▶ Aim of the exercise
Every line that contains the word "TFTP" should be copied.

+ + +

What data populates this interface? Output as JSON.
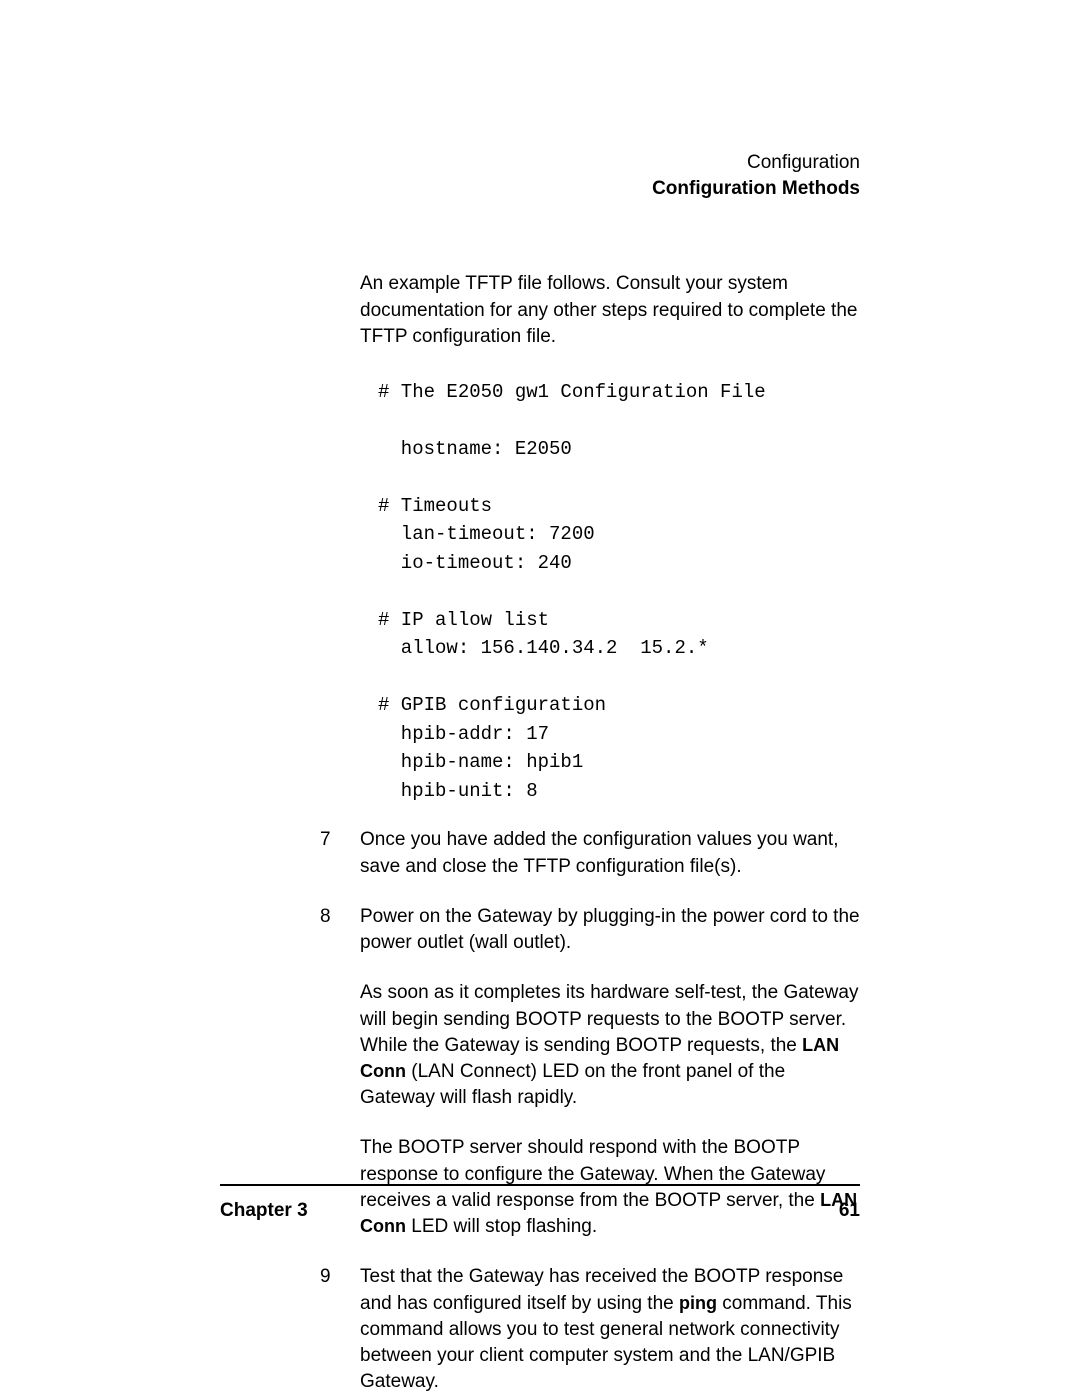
{
  "header": {
    "line1": "Configuration",
    "line2": "Configuration Methods"
  },
  "intro": "An example TFTP file follows. Consult your system documentation for any other steps required to complete the TFTP configuration file.",
  "code": "# The E2050 gw1 Configuration File\n\n  hostname: E2050\n\n# Timeouts\n  lan-timeout: 7200\n  io-timeout: 240\n\n# IP allow list\n  allow: 156.140.34.2  15.2.*\n\n# GPIB configuration\n  hpib-addr: 17\n  hpib-name: hpib1\n  hpib-unit: 8",
  "items": [
    {
      "num": "7",
      "paras": [
        {
          "runs": [
            {
              "t": "Once you have added the configuration values you want, save and close the TFTP configuration file(s)."
            }
          ]
        }
      ]
    },
    {
      "num": "8",
      "paras": [
        {
          "runs": [
            {
              "t": "Power on the Gateway by plugging-in the power cord to the power outlet (wall outlet)."
            }
          ]
        },
        {
          "runs": [
            {
              "t": "As soon as it completes its hardware self-test, the Gateway will begin sending BOOTP requests to the BOOTP server. While the Gateway is sending BOOTP requests, the "
            },
            {
              "t": "LAN Conn",
              "bold": true
            },
            {
              "t": " (LAN Connect) LED on the front panel of the Gateway will flash rapidly."
            }
          ]
        },
        {
          "runs": [
            {
              "t": "The BOOTP server should respond with the BOOTP response to configure the Gateway. When the Gateway receives a valid response from the BOOTP server, the "
            },
            {
              "t": "LAN Conn",
              "bold": true
            },
            {
              "t": " LED will stop flashing."
            }
          ]
        }
      ]
    },
    {
      "num": "9",
      "paras": [
        {
          "runs": [
            {
              "t": "Test that the Gateway has received the BOOTP response and has configured itself by using the "
            },
            {
              "t": "ping",
              "bold": true
            },
            {
              "t": " command. This command allows you to test general network connectivity between your client computer system and the LAN/GPIB Gateway."
            }
          ]
        }
      ]
    }
  ],
  "footer": {
    "chapter": "Chapter 3",
    "page": "61"
  }
}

+ + +

▶ Result of the exercise
  "intro": "An example TFTP file follows. Consult your system documentation for any other steps required to complete the TFTP configuration file.",
              "t": "Once you have added the configuration values you want, save and close the TFTP configuration file(s)."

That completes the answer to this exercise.